▶ [Input]:
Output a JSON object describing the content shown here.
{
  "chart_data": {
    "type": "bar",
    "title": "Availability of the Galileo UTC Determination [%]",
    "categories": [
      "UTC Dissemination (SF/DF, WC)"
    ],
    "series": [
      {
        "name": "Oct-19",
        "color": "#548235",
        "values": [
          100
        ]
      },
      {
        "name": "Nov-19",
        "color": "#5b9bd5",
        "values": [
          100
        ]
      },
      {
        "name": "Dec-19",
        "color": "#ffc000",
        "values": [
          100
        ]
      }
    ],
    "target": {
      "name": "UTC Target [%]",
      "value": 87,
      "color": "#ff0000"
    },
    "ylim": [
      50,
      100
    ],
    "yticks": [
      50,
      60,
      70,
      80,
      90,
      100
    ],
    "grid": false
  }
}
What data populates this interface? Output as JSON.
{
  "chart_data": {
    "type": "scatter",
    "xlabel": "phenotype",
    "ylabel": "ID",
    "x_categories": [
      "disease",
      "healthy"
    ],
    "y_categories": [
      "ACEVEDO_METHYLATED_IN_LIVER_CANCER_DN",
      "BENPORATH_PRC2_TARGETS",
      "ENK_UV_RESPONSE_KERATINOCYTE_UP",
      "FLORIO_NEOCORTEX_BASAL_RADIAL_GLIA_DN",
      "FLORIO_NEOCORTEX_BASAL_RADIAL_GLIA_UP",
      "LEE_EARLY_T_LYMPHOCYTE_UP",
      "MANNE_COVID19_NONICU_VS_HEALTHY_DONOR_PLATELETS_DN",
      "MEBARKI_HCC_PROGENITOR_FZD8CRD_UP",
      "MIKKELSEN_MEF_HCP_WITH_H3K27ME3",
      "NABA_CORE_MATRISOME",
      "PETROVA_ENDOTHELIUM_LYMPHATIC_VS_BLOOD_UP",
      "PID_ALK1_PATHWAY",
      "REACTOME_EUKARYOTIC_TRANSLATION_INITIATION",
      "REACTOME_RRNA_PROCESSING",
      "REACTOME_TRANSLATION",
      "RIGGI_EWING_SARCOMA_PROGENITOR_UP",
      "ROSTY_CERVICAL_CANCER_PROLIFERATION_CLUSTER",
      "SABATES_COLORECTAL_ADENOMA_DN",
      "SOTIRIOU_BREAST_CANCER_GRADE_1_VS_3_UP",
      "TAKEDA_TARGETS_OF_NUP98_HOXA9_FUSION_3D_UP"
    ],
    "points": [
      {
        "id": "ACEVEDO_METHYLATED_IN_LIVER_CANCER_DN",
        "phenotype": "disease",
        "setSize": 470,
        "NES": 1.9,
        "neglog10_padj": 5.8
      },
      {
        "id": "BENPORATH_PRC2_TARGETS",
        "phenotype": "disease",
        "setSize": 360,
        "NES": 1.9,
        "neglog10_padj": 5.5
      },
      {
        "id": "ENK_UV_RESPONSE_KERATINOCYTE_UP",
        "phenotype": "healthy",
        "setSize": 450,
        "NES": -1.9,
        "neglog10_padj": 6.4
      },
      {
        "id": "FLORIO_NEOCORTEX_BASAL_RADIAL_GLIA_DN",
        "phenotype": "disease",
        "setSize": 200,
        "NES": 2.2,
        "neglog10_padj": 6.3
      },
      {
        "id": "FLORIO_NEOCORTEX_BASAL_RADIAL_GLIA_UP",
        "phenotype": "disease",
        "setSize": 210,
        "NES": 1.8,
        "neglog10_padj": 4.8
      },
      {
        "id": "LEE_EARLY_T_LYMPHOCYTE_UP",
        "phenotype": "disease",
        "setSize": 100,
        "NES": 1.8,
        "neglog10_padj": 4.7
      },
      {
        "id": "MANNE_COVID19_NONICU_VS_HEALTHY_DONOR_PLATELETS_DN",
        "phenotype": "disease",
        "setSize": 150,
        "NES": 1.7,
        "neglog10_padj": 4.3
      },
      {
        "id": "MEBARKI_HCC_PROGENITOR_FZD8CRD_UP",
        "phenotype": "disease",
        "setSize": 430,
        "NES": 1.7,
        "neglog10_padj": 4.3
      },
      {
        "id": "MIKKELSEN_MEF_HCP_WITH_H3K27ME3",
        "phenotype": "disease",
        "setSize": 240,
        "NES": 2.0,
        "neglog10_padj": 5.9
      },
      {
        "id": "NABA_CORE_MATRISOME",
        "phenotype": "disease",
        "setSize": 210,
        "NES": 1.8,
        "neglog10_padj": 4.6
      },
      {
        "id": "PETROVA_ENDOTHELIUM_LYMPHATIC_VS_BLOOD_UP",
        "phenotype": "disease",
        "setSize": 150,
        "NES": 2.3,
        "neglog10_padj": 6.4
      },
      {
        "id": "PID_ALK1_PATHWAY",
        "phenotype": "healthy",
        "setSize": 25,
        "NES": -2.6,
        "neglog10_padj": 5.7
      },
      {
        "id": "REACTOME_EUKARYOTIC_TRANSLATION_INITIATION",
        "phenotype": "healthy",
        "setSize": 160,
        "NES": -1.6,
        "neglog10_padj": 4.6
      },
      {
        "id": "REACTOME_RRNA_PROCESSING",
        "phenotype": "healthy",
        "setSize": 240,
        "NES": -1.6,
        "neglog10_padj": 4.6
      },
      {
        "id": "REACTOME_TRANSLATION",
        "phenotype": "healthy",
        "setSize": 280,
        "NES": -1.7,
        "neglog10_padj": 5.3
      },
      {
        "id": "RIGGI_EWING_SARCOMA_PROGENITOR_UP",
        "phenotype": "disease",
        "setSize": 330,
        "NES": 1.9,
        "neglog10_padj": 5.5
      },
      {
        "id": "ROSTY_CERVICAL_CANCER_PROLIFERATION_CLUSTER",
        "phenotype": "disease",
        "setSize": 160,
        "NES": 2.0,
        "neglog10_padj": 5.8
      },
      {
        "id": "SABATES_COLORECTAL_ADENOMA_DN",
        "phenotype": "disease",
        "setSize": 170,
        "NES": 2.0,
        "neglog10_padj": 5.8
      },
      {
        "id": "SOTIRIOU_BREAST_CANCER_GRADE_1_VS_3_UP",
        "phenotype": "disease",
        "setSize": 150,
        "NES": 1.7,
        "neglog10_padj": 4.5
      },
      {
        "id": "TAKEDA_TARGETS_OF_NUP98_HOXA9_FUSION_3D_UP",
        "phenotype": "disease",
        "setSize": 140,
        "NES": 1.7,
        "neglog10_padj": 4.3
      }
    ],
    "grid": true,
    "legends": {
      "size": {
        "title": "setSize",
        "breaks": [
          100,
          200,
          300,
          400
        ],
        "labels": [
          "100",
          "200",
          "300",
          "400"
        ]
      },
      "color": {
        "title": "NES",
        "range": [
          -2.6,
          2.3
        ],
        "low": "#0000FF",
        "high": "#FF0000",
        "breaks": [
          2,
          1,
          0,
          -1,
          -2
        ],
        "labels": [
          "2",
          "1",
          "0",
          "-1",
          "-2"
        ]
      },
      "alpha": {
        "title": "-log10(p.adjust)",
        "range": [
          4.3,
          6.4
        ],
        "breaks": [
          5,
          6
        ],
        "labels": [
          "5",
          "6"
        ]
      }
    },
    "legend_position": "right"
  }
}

▶ [Task prompt]: Every record shown above must be echoed exactly.

▶ [Answer to the task]:
Output a JSON object describing the content shown here.
{
  "chart_data": {
    "type": "bar",
    "title": "Availability of the Galileo UTC Determination [%]",
    "categories": [
      "UTC Dissemination (SF/DF, WC)"
    ],
    "series": [
      {
        "name": "Oct-19",
        "color": "#548235",
        "values": [
          100
        ]
      },
      {
        "name": "Nov-19",
        "color": "#5b9bd5",
        "values": [
          100
        ]
      },
      {
        "name": "Dec-19",
        "color": "#ffc000",
        "values": [
          100
        ]
      }
    ],
    "target": {
      "name": "UTC Target [%]",
      "value": 87,
      "color": "#ff0000"
    },
    "ylim": [
      50,
      100
    ],
    "yticks": [
      50,
      60,
      70,
      80,
      90,
      100
    ],
    "grid": false
  }
}
What data populates this interface? Output as JSON.
{
  "chart_data": {
    "type": "scatter",
    "xlabel": "phenotype",
    "ylabel": "ID",
    "x_categories": [
      "disease",
      "healthy"
    ],
    "y_categories": [
      "ACEVEDO_METHYLATED_IN_LIVER_CANCER_DN",
      "BENPORATH_PRC2_TARGETS",
      "ENK_UV_RESPONSE_KERATINOCYTE_UP",
      "FLORIO_NEOCORTEX_BASAL_RADIAL_GLIA_DN",
      "FLORIO_NEOCORTEX_BASAL_RADIAL_GLIA_UP",
      "LEE_EARLY_T_LYMPHOCYTE_UP",
      "MANNE_COVID19_NONICU_VS_HEALTHY_DONOR_PLATELETS_DN",
      "MEBARKI_HCC_PROGENITOR_FZD8CRD_UP",
      "MIKKELSEN_MEF_HCP_WITH_H3K27ME3",
      "NABA_CORE_MATRISOME",
      "PETROVA_ENDOTHELIUM_LYMPHATIC_VS_BLOOD_UP",
      "PID_ALK1_PATHWAY",
      "REACTOME_EUKARYOTIC_TRANSLATION_INITIATION",
      "REACTOME_RRNA_PROCESSING",
      "REACTOME_TRANSLATION",
      "RIGGI_EWING_SARCOMA_PROGENITOR_UP",
      "ROSTY_CERVICAL_CANCER_PROLIFERATION_CLUSTER",
      "SABATES_COLORECTAL_ADENOMA_DN",
      "SOTIRIOU_BREAST_CANCER_GRADE_1_VS_3_UP",
      "TAKEDA_TARGETS_OF_NUP98_HOXA9_FUSION_3D_UP"
    ],
    "points": [
      {
        "id": "ACEVEDO_METHYLATED_IN_LIVER_CANCER_DN",
        "phenotype": "disease",
        "setSize": 470,
        "NES": 1.9,
        "neglog10_padj": 5.8
      },
      {
        "id": "BENPORATH_PRC2_TARGETS",
        "phenotype": "disease",
        "setSize": 360,
        "NES": 1.9,
        "neglog10_padj": 5.5
      },
      {
        "id": "ENK_UV_RESPONSE_KERATINOCYTE_UP",
        "phenotype": "healthy",
        "setSize": 450,
        "NES": -1.9,
        "neglog10_padj": 6.4
      },
      {
        "id": "FLORIO_NEOCORTEX_BASAL_RADIAL_GLIA_DN",
        "phenotype": "disease",
        "setSize": 200,
        "NES": 2.2,
        "neglog10_padj": 6.3
      },
      {
        "id": "FLORIO_NEOCORTEX_BASAL_RADIAL_GLIA_UP",
        "phenotype": "disease",
        "setSize": 210,
        "NES": 1.8,
        "neglog10_padj": 4.8
      },
      {
        "id": "LEE_EARLY_T_LYMPHOCYTE_UP",
        "phenotype": "disease",
        "setSize": 100,
        "NES": 1.8,
        "neglog10_padj": 4.7
      },
      {
        "id": "MANNE_COVID19_NONICU_VS_HEALTHY_DONOR_PLATELETS_DN",
        "phenotype": "disease",
        "setSize": 150,
        "NES": 1.7,
        "neglog10_padj": 4.3
      },
      {
        "id": "MEBARKI_HCC_PROGENITOR_FZD8CRD_UP",
        "phenotype": "disease",
        "setSize": 430,
        "NES": 1.7,
        "neglog10_padj": 4.3
      },
      {
        "id": "MIKKELSEN_MEF_HCP_WITH_H3K27ME3",
        "phenotype": "disease",
        "setSize": 240,
        "NES": 2.0,
        "neglog10_padj": 5.9
      },
      {
        "id": "NABA_CORE_MATRISOME",
        "phenotype": "disease",
        "setSize": 210,
        "NES": 1.8,
        "neglog10_padj": 4.6
      },
      {
        "id": "PETROVA_ENDOTHELIUM_LYMPHATIC_VS_BLOOD_UP",
        "phenotype": "disease",
        "setSize": 150,
        "NES": 2.3,
        "neglog10_padj": 6.4
      },
      {
        "id": "PID_ALK1_PATHWAY",
        "phenotype": "healthy",
        "setSize": 25,
        "NES": -2.6,
        "neglog10_padj": 5.7
      },
      {
        "id": "REACTOME_EUKARYOTIC_TRANSLATION_INITIATION",
        "phenotype": "healthy",
        "setSize": 160,
        "NES": -1.6,
        "neglog10_padj": 4.6
      },
      {
        "id": "REACTOME_RRNA_PROCESSING",
        "phenotype": "healthy",
        "setSize": 240,
        "NES": -1.6,
        "neglog10_padj": 4.6
      },
      {
        "id": "REACTOME_TRANSLATION",
        "phenotype": "healthy",
        "setSize": 280,
        "NES": -1.7,
        "neglog10_padj": 5.3
      },
      {
        "id": "RIGGI_EWING_SARCOMA_PROGENITOR_UP",
        "phenotype": "disease",
        "setSize": 330,
        "NES": 1.9,
        "neglog10_padj": 5.5
      },
      {
        "id": "ROSTY_CERVICAL_CANCER_PROLIFERATION_CLUSTER",
        "phenotype": "disease",
        "setSize": 160,
        "NES": 2.0,
        "neglog10_padj": 5.8
      },
      {
        "id": "SABATES_COLORECTAL_ADENOMA_DN",
        "phenotype": "disease",
        "setSize": 170,
        "NES": 2.0,
        "neglog10_padj": 5.8
      },
      {
        "id": "SOTIRIOU_BREAST_CANCER_GRADE_1_VS_3_UP",
        "phenotype": "disease",
        "setSize": 150,
        "NES": 1.7,
        "neglog10_padj": 4.5
      },
      {
        "id": "TAKEDA_TARGETS_OF_NUP98_HOXA9_FUSION_3D_UP",
        "phenotype": "disease",
        "setSize": 140,
        "NES": 1.7,
        "neglog10_padj": 4.3
      }
    ],
    "grid": true,
    "legends": {
      "size": {
        "title": "setSize",
        "breaks": [
          100,
          200,
          300,
          400
        ],
        "labels": [
          "100",
          "200",
          "300",
          "400"
        ]
      },
      "color": {
        "title": "NES",
        "range": [
          -2.6,
          2.3
        ],
        "low": "#0000FF",
        "high": "#FF0000",
        "breaks": [
          2,
          1,
          0,
          -1,
          -2
        ],
        "labels": [
          "2",
          "1",
          "0",
          "-1",
          "-2"
        ]
      },
      "alpha": {
        "title": "-log10(p.adjust)",
        "range": [
          4.3,
          6.4
        ],
        "breaks": [
          5,
          6
        ],
        "labels": [
          "5",
          "6"
        ]
      }
    },
    "legend_position": "right"
  }
}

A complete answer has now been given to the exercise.